(Records from a dataset)
***

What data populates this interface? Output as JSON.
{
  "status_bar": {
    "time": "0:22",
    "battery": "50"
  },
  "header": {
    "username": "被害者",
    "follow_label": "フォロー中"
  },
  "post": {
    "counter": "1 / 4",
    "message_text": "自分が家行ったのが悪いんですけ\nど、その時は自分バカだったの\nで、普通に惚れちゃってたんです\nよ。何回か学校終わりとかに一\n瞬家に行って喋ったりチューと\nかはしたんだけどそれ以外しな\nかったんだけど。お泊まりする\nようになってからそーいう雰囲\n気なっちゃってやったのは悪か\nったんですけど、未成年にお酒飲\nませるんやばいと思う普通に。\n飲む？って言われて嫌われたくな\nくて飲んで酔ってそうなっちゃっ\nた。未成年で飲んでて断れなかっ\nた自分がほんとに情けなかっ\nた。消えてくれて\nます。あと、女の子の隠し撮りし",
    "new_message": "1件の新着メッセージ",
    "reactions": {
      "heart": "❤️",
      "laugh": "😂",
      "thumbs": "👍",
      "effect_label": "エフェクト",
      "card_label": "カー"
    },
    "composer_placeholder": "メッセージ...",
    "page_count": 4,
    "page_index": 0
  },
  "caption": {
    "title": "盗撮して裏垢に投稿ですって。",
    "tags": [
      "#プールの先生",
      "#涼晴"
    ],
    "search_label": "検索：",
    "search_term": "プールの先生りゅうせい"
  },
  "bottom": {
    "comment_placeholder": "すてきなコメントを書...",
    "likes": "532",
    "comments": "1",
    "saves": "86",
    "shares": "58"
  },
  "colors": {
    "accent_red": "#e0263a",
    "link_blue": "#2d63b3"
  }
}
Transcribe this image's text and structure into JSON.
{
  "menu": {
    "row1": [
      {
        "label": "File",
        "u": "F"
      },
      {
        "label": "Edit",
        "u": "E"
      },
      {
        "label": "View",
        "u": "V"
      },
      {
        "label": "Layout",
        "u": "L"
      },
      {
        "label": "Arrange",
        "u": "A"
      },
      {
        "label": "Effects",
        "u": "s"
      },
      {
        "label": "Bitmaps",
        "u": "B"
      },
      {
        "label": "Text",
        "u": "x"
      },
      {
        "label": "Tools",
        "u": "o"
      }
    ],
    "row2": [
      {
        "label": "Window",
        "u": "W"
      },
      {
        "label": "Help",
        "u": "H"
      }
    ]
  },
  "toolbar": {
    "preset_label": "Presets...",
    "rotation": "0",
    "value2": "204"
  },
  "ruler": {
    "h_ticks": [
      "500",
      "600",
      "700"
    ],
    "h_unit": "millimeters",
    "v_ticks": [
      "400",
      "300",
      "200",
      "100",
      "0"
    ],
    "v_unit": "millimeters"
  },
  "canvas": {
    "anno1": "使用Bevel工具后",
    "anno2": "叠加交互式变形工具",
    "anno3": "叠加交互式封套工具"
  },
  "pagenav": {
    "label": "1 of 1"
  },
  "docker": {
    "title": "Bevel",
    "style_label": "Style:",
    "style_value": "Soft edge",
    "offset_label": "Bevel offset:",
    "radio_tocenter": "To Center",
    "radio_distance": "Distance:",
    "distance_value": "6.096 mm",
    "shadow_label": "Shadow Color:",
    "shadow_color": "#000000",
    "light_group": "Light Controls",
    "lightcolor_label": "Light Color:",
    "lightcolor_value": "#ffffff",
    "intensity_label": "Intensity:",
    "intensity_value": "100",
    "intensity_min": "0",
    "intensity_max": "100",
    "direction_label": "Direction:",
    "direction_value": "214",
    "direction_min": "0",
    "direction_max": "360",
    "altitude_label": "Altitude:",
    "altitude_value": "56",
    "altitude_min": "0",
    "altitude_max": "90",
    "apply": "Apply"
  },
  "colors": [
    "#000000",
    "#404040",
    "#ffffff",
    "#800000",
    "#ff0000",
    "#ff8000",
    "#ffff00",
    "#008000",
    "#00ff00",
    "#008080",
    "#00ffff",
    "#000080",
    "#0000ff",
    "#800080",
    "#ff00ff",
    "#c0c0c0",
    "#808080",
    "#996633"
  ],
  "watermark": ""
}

***

# [Task to carry out]
Extract all of the data above without altering anything.

# [Reply to the task]
What data populates this interface? Output as JSON.
{
  "status_bar": {
    "time": "0:22",
    "battery": "50"
  },
  "header": {
    "username": "被害者",
    "follow_label": "フォロー中"
  },
  "post": {
    "counter": "1 / 4",
    "message_text": "自分が家行ったのが悪いんですけ\nど、その時は自分バカだったの\nで、普通に惚れちゃってたんです\nよ。何回か学校終わりとかに一\n瞬家に行って喋ったりチューと\nかはしたんだけどそれ以外しな\nかったんだけど。お泊まりする\nようになってからそーいう雰囲\n気なっちゃってやったのは悪か\nったんですけど、未成年にお酒飲\nませるんやばいと思う普通に。\n飲む？って言われて嫌われたくな\nくて飲んで酔ってそうなっちゃっ\nた。未成年で飲んでて断れなかっ\nた自分がほんとに情けなかっ\nた。消えてくれて\nます。あと、女の子の隠し撮りし",
    "new_message": "1件の新着メッセージ",
    "reactions": {
      "heart": "❤️",
      "laugh": "😂",
      "thumbs": "👍",
      "effect_label": "エフェクト",
      "card_label": "カー"
    },
    "composer_placeholder": "メッセージ...",
    "page_count": 4,
    "page_index": 0
  },
  "caption": {
    "title": "盗撮して裏垢に投稿ですって。",
    "tags": [
      "#プールの先生",
      "#涼晴"
    ],
    "search_label": "検索：",
    "search_term": "プールの先生りゅうせい"
  },
  "bottom": {
    "comment_placeholder": "すてきなコメントを書...",
    "likes": "532",
    "comments": "1",
    "saves": "86",
    "shares": "58"
  },
  "colors": {
    "accent_red": "#e0263a",
    "link_blue": "#2d63b3"
  }
}
Transcribe this image's text and structure into JSON.
{
  "menu": {
    "row1": [
      {
        "label": "File",
        "u": "F"
      },
      {
        "label": "Edit",
        "u": "E"
      },
      {
        "label": "View",
        "u": "V"
      },
      {
        "label": "Layout",
        "u": "L"
      },
      {
        "label": "Arrange",
        "u": "A"
      },
      {
        "label": "Effects",
        "u": "s"
      },
      {
        "label": "Bitmaps",
        "u": "B"
      },
      {
        "label": "Text",
        "u": "x"
      },
      {
        "label": "Tools",
        "u": "o"
      }
    ],
    "row2": [
      {
        "label": "Window",
        "u": "W"
      },
      {
        "label": "Help",
        "u": "H"
      }
    ]
  },
  "toolbar": {
    "preset_label": "Presets...",
    "rotation": "0",
    "value2": "204"
  },
  "ruler": {
    "h_ticks": [
      "500",
      "600",
      "700"
    ],
    "h_unit": "millimeters",
    "v_ticks": [
      "400",
      "300",
      "200",
      "100",
      "0"
    ],
    "v_unit": "millimeters"
  },
  "canvas": {
    "anno1": "使用Bevel工具后",
    "anno2": "叠加交互式变形工具",
    "anno3": "叠加交互式封套工具"
  },
  "pagenav": {
    "label": "1 of 1"
  },
  "docker": {
    "title": "Bevel",
    "style_label": "Style:",
    "style_value": "Soft edge",
    "offset_label": "Bevel offset:",
    "radio_tocenter": "To Center",
    "radio_distance": "Distance:",
    "distance_value": "6.096 mm",
    "shadow_label": "Shadow Color:",
    "shadow_color": "#000000",
    "light_group": "Light Controls",
    "lightcolor_label": "Light Color:",
    "lightcolor_value": "#ffffff",
    "intensity_label": "Intensity:",
    "intensity_value": "100",
    "intensity_min": "0",
    "intensity_max": "100",
    "direction_label": "Direction:",
    "direction_value": "214",
    "direction_min": "0",
    "direction_max": "360",
    "altitude_label": "Altitude:",
    "altitude_value": "56",
    "altitude_min": "0",
    "altitude_max": "90",
    "apply": "Apply"
  },
  "colors": [
    "#000000",
    "#404040",
    "#ffffff",
    "#800000",
    "#ff0000",
    "#ff8000",
    "#ffff00",
    "#008000",
    "#00ff00",
    "#008080",
    "#00ffff",
    "#000080",
    "#0000ff",
    "#800080",
    "#ff00ff",
    "#c0c0c0",
    "#808080",
    "#996633"
  ],
  "watermark": ""
}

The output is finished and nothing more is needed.